[begin Provided records]
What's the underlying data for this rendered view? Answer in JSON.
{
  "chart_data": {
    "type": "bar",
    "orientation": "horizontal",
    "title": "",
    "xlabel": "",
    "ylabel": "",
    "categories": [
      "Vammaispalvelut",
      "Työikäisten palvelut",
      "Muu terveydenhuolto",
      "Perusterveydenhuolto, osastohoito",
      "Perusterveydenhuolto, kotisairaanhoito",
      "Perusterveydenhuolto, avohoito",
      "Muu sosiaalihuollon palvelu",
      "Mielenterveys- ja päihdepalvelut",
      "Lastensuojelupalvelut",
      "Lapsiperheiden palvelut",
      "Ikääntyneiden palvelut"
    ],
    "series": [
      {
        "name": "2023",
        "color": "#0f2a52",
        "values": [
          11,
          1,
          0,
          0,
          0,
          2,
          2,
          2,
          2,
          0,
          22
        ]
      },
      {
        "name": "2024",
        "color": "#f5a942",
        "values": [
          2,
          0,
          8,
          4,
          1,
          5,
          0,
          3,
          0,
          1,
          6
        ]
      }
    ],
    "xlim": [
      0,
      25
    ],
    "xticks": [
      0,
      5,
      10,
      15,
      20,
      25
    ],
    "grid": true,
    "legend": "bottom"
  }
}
[end Provided records]
[begin Provided records]
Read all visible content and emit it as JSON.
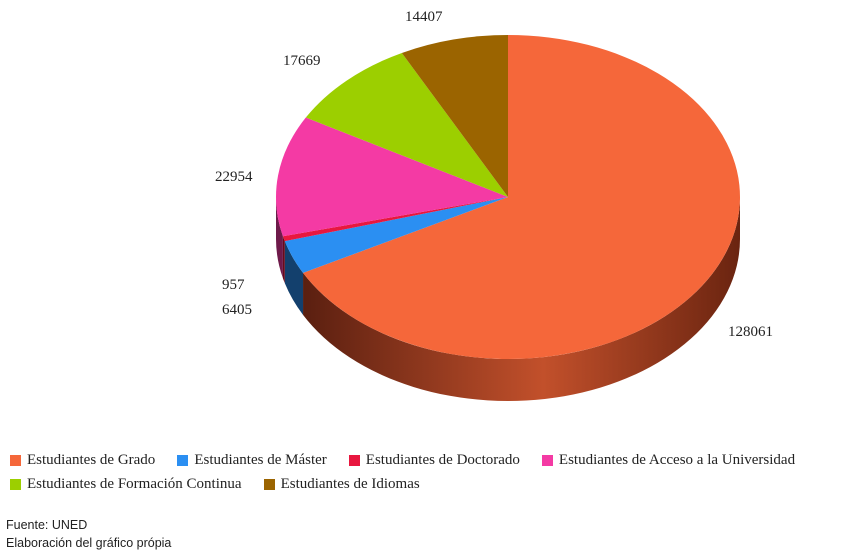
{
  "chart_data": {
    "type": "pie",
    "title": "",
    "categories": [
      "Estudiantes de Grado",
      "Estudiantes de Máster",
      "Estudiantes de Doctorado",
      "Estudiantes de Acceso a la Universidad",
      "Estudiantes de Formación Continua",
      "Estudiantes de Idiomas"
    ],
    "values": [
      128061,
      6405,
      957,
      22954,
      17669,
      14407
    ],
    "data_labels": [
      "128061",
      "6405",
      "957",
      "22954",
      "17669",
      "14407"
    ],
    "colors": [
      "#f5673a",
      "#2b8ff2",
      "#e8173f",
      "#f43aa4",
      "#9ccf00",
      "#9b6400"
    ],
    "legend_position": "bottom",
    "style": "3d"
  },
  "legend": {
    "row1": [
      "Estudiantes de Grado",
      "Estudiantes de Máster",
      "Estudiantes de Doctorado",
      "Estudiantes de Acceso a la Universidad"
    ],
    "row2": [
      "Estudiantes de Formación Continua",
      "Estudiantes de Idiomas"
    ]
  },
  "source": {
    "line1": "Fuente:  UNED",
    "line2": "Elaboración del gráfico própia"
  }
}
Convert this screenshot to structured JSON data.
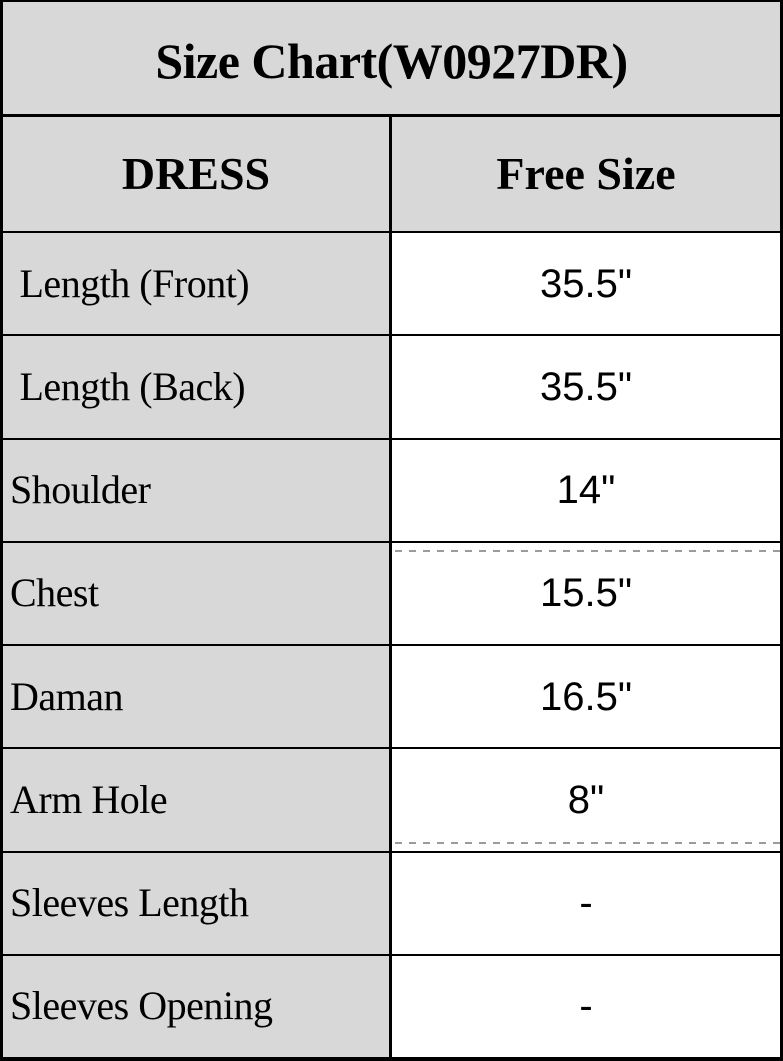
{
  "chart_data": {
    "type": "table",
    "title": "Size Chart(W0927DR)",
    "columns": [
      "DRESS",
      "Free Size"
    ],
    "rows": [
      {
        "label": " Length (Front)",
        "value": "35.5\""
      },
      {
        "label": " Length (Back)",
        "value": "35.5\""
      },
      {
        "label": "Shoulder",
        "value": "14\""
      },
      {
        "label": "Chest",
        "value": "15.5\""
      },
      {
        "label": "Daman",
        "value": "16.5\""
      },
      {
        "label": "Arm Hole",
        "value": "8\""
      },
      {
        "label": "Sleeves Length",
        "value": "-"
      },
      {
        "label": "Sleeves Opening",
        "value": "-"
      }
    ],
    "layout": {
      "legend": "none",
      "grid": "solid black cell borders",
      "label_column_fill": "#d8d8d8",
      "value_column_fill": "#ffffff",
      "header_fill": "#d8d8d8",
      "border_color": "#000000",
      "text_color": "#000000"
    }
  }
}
[end Provided records]
[begin Provided records]
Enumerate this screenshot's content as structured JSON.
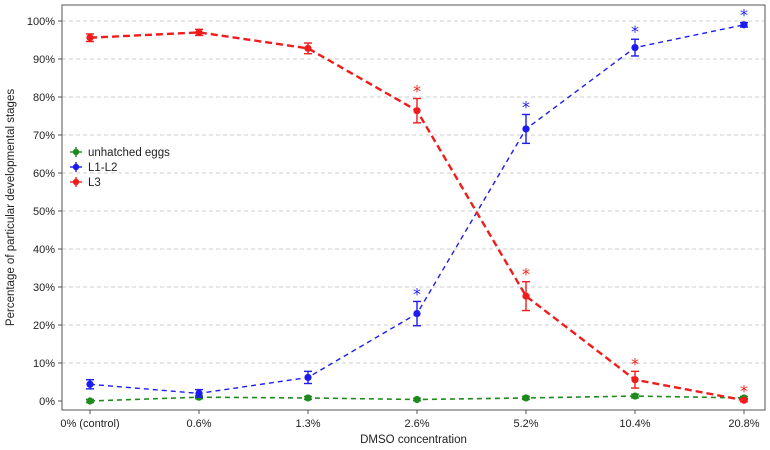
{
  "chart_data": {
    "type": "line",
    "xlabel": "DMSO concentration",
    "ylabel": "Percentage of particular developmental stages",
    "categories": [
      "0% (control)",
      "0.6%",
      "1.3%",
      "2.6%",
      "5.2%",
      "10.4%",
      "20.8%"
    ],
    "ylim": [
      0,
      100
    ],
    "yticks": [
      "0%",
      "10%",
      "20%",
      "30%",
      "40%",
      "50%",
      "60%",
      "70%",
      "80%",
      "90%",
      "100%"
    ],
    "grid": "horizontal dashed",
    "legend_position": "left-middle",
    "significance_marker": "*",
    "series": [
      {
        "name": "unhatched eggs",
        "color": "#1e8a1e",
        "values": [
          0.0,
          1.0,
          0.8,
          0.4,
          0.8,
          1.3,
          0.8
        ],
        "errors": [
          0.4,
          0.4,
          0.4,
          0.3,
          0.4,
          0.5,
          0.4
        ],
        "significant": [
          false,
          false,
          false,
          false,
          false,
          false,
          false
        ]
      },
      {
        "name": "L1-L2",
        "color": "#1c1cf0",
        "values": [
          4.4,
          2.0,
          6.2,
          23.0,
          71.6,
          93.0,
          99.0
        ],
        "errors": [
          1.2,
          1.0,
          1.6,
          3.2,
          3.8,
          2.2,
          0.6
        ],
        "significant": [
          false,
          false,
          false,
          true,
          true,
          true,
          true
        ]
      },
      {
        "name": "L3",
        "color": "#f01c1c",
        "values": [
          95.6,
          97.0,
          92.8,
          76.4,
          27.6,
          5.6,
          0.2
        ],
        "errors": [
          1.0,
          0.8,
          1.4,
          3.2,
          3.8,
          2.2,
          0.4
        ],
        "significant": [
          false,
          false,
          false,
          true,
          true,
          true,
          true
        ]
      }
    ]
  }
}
[end Provided records]
● **Exercise prompt**: Copy each line of the listing that includes "grid".

● **Solution to this problem**:
    "grid": true,
      "grid": "solid black cell borders",
    "grid": "horizontal dashed",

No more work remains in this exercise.